▶ WRITTEN INSTRUCTION
Write out all of the entries that follow, word for word, but skip the pictures.

**** PROVIDED ENTRIES

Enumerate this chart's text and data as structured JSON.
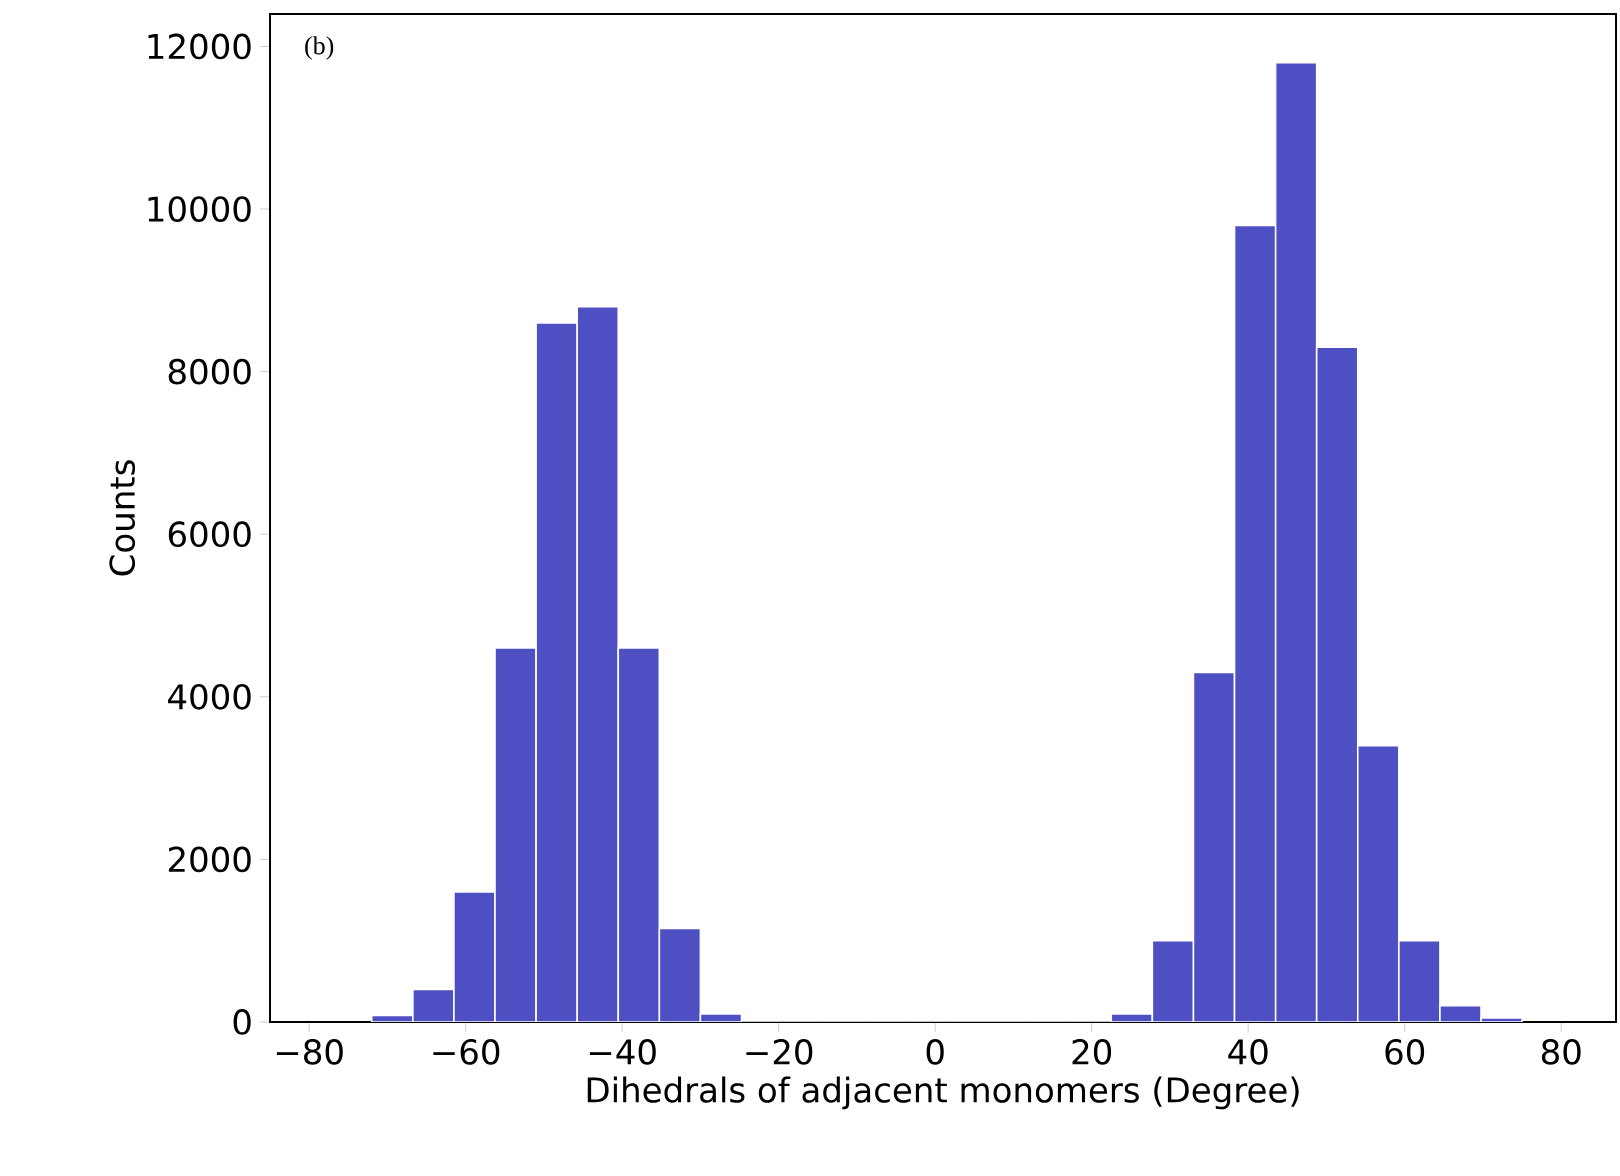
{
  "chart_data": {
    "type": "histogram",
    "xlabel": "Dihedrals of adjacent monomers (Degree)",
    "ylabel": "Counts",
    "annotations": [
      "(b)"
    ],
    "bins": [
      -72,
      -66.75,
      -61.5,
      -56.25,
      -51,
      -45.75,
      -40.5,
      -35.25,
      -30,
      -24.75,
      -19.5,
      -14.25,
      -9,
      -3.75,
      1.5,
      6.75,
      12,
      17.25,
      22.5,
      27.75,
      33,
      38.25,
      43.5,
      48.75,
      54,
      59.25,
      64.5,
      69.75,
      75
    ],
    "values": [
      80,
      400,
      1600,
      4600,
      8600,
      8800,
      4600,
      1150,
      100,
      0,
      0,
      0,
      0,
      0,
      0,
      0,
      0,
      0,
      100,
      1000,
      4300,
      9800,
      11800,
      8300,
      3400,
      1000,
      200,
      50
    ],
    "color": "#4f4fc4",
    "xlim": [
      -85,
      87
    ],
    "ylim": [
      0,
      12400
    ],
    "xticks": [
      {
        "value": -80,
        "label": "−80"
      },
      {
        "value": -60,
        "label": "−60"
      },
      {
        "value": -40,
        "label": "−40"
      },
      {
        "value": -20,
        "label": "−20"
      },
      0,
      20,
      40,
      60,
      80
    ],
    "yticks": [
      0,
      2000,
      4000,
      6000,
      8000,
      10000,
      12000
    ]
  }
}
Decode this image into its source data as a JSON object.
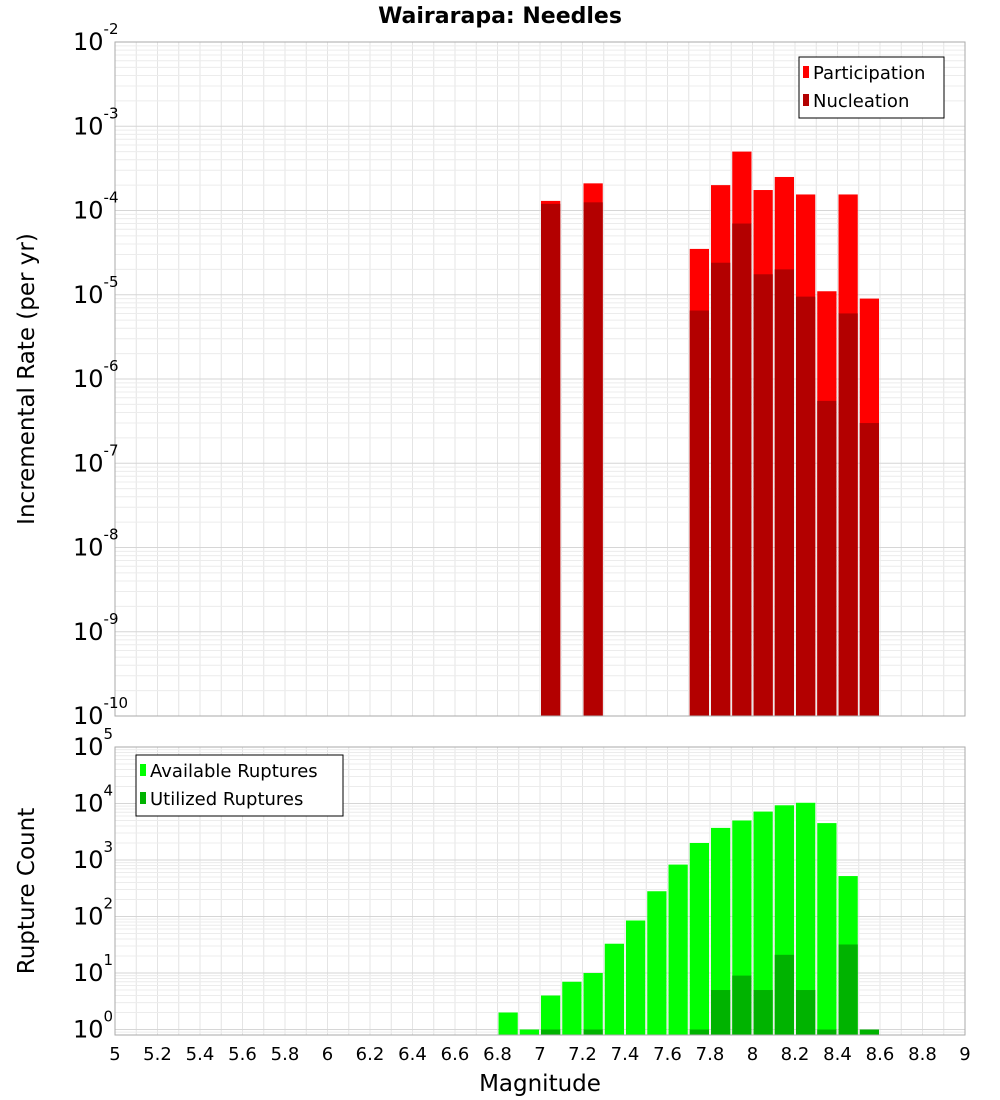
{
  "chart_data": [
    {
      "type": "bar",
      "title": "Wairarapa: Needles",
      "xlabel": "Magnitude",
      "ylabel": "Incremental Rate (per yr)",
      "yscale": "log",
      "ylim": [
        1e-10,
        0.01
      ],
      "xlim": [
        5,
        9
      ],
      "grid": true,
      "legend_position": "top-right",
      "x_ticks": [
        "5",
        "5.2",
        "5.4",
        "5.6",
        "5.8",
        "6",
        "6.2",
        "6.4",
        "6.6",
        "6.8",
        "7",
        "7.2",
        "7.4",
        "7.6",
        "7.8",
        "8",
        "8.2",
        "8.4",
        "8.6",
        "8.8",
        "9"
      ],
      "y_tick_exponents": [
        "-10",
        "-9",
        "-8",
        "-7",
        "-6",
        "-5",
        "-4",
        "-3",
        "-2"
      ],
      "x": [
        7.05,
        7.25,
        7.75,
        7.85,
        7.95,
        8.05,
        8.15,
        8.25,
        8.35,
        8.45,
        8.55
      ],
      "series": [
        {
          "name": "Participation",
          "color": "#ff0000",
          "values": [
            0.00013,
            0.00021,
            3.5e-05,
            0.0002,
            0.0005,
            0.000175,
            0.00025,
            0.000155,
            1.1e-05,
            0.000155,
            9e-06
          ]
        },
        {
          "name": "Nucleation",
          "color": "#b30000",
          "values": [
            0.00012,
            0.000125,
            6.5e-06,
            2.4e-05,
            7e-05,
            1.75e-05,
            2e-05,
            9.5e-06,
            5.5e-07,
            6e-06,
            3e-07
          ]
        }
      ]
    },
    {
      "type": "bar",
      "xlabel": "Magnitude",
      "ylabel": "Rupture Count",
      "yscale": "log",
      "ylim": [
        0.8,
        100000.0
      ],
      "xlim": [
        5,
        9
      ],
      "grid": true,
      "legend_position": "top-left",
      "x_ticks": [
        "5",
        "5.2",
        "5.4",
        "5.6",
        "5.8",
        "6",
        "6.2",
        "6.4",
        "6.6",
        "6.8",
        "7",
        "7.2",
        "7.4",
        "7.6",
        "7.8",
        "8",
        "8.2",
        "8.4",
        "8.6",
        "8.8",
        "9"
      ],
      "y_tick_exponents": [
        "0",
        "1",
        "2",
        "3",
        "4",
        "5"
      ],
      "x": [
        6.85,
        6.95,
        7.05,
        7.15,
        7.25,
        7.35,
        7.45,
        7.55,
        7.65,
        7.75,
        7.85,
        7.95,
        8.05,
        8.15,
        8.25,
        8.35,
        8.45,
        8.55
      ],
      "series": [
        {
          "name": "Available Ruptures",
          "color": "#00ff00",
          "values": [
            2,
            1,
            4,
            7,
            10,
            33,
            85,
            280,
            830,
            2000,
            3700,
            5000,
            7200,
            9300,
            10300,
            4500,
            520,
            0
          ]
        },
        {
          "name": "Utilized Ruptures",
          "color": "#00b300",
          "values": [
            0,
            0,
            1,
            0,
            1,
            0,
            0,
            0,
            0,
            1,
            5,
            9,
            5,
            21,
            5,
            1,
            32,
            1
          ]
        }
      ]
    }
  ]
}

********

▶ WRITTEN REPLY
Enumerate this chart's text and data as structured JSON.
{
  "chart_data": {
    "type": "histogram",
    "xlabel": "Dihedrals of adjacent monomers (Degree)",
    "ylabel": "Counts",
    "annotations": [
      "(b)"
    ],
    "bins": [
      -72,
      -66.75,
      -61.5,
      -56.25,
      -51,
      -45.75,
      -40.5,
      -35.25,
      -30,
      -24.75,
      -19.5,
      -14.25,
      -9,
      -3.75,
      1.5,
      6.75,
      12,
      17.25,
      22.5,
      27.75,
      33,
      38.25,
      43.5,
      48.75,
      54,
      59.25,
      64.5,
      69.75,
      75
    ],
    "values": [
      80,
      400,
      1600,
      4600,
      8600,
      8800,
      4600,
      1150,
      100,
      0,
      0,
      0,
      0,
      0,
      0,
      0,
      0,
      0,
      100,
      1000,
      4300,
      9800,
      11800,
      8300,
      3400,
      1000,
      200,
      50
    ],
    "color": "#4f4fc4",
    "xlim": [
      -85,
      87
    ],
    "ylim": [
      0,
      12400
    ],
    "xticks": [
      {
        "value": -80,
        "label": "−80"
      },
      {
        "value": -60,
        "label": "−60"
      },
      {
        "value": -40,
        "label": "−40"
      },
      {
        "value": -20,
        "label": "−20"
      },
      0,
      20,
      40,
      60,
      80
    ],
    "yticks": [
      0,
      2000,
      4000,
      6000,
      8000,
      10000,
      12000
    ]
  }
}
Decode this image into its source data as a JSON object.
{
  "chart_data": [
    {
      "type": "bar",
      "title": "Wairarapa: Needles",
      "xlabel": "Magnitude",
      "ylabel": "Incremental Rate (per yr)",
      "yscale": "log",
      "ylim": [
        1e-10,
        0.01
      ],
      "xlim": [
        5,
        9
      ],
      "grid": true,
      "legend_position": "top-right",
      "x_ticks": [
        "5",
        "5.2",
        "5.4",
        "5.6",
        "5.8",
        "6",
        "6.2",
        "6.4",
        "6.6",
        "6.8",
        "7",
        "7.2",
        "7.4",
        "7.6",
        "7.8",
        "8",
        "8.2",
        "8.4",
        "8.6",
        "8.8",
        "9"
      ],
      "y_tick_exponents": [
        "-10",
        "-9",
        "-8",
        "-7",
        "-6",
        "-5",
        "-4",
        "-3",
        "-2"
      ],
      "x": [
        7.05,
        7.25,
        7.75,
        7.85,
        7.95,
        8.05,
        8.15,
        8.25,
        8.35,
        8.45,
        8.55
      ],
      "series": [
        {
          "name": "Participation",
          "color": "#ff0000",
          "values": [
            0.00013,
            0.00021,
            3.5e-05,
            0.0002,
            0.0005,
            0.000175,
            0.00025,
            0.000155,
            1.1e-05,
            0.000155,
            9e-06
          ]
        },
        {
          "name": "Nucleation",
          "color": "#b30000",
          "values": [
            0.00012,
            0.000125,
            6.5e-06,
            2.4e-05,
            7e-05,
            1.75e-05,
            2e-05,
            9.5e-06,
            5.5e-07,
            6e-06,
            3e-07
          ]
        }
      ]
    },
    {
      "type": "bar",
      "xlabel": "Magnitude",
      "ylabel": "Rupture Count",
      "yscale": "log",
      "ylim": [
        0.8,
        100000.0
      ],
      "xlim": [
        5,
        9
      ],
      "grid": true,
      "legend_position": "top-left",
      "x_ticks": [
        "5",
        "5.2",
        "5.4",
        "5.6",
        "5.8",
        "6",
        "6.2",
        "6.4",
        "6.6",
        "6.8",
        "7",
        "7.2",
        "7.4",
        "7.6",
        "7.8",
        "8",
        "8.2",
        "8.4",
        "8.6",
        "8.8",
        "9"
      ],
      "y_tick_exponents": [
        "0",
        "1",
        "2",
        "3",
        "4",
        "5"
      ],
      "x": [
        6.85,
        6.95,
        7.05,
        7.15,
        7.25,
        7.35,
        7.45,
        7.55,
        7.65,
        7.75,
        7.85,
        7.95,
        8.05,
        8.15,
        8.25,
        8.35,
        8.45,
        8.55
      ],
      "series": [
        {
          "name": "Available Ruptures",
          "color": "#00ff00",
          "values": [
            2,
            1,
            4,
            7,
            10,
            33,
            85,
            280,
            830,
            2000,
            3700,
            5000,
            7200,
            9300,
            10300,
            4500,
            520,
            0
          ]
        },
        {
          "name": "Utilized Ruptures",
          "color": "#00b300",
          "values": [
            0,
            0,
            1,
            0,
            1,
            0,
            0,
            0,
            0,
            1,
            5,
            9,
            5,
            21,
            5,
            1,
            32,
            1
          ]
        }
      ]
    }
  ]
}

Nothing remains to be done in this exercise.